▶ _Task requirements_: Identify the lines that contain the string "Output" and copy all of them.

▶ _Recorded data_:
____
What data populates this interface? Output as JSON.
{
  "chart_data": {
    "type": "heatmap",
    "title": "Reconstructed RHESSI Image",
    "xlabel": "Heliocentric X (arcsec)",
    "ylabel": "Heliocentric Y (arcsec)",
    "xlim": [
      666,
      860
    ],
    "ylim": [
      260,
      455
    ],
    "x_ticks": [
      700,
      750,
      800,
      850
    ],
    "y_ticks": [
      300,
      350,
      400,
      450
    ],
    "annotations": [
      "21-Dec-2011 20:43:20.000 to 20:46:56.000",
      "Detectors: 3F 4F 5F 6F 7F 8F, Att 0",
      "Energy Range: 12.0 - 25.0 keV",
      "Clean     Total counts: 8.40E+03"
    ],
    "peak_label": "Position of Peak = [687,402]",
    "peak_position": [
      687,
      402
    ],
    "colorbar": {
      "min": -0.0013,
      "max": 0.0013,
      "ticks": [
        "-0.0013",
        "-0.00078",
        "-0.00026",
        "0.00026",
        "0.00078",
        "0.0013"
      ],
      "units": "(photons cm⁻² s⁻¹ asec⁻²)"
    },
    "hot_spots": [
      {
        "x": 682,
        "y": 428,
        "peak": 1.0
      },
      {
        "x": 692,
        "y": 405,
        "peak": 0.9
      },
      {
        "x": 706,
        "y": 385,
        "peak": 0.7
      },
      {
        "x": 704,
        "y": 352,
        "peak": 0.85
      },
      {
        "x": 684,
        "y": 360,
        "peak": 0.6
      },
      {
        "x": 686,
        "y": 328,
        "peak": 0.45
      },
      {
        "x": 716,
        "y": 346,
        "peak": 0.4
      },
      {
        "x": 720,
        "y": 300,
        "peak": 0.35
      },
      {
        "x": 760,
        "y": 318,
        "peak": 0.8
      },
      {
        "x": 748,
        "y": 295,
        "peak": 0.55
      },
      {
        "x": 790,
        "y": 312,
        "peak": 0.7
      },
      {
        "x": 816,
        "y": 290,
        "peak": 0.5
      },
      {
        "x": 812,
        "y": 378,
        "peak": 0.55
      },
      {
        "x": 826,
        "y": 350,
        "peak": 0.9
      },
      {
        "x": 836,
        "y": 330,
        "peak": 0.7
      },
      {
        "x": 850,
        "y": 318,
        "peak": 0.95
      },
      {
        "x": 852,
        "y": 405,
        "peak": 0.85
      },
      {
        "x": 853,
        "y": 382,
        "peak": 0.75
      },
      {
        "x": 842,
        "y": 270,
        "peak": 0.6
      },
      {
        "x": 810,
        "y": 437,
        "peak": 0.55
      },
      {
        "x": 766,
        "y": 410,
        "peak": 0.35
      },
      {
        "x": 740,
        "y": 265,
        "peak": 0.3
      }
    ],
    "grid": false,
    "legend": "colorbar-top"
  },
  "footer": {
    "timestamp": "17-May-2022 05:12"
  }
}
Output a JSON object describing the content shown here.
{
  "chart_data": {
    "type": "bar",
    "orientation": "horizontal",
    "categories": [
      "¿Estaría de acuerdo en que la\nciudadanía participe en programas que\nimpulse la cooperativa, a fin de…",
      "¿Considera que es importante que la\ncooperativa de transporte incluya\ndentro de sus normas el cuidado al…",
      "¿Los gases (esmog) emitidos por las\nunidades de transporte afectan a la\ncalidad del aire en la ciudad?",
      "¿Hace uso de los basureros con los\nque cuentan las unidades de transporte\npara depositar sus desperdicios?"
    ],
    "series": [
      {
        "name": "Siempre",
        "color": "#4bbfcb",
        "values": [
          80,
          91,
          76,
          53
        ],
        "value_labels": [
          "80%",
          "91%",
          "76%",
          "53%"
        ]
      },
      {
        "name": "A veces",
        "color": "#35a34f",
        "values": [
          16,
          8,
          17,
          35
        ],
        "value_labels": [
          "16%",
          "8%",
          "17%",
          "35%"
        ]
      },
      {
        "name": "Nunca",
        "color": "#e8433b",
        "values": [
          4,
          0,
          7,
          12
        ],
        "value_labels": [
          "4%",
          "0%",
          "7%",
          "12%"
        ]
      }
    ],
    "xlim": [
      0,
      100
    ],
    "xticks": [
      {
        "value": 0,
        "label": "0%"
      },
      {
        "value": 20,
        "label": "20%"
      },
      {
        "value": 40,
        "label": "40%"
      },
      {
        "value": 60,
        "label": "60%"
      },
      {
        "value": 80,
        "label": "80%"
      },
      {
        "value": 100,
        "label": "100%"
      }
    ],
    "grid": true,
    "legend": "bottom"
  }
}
____
▶ _Correct answer_:
What data populates this interface? Output as JSON.
Output a JSON object describing the content shown here.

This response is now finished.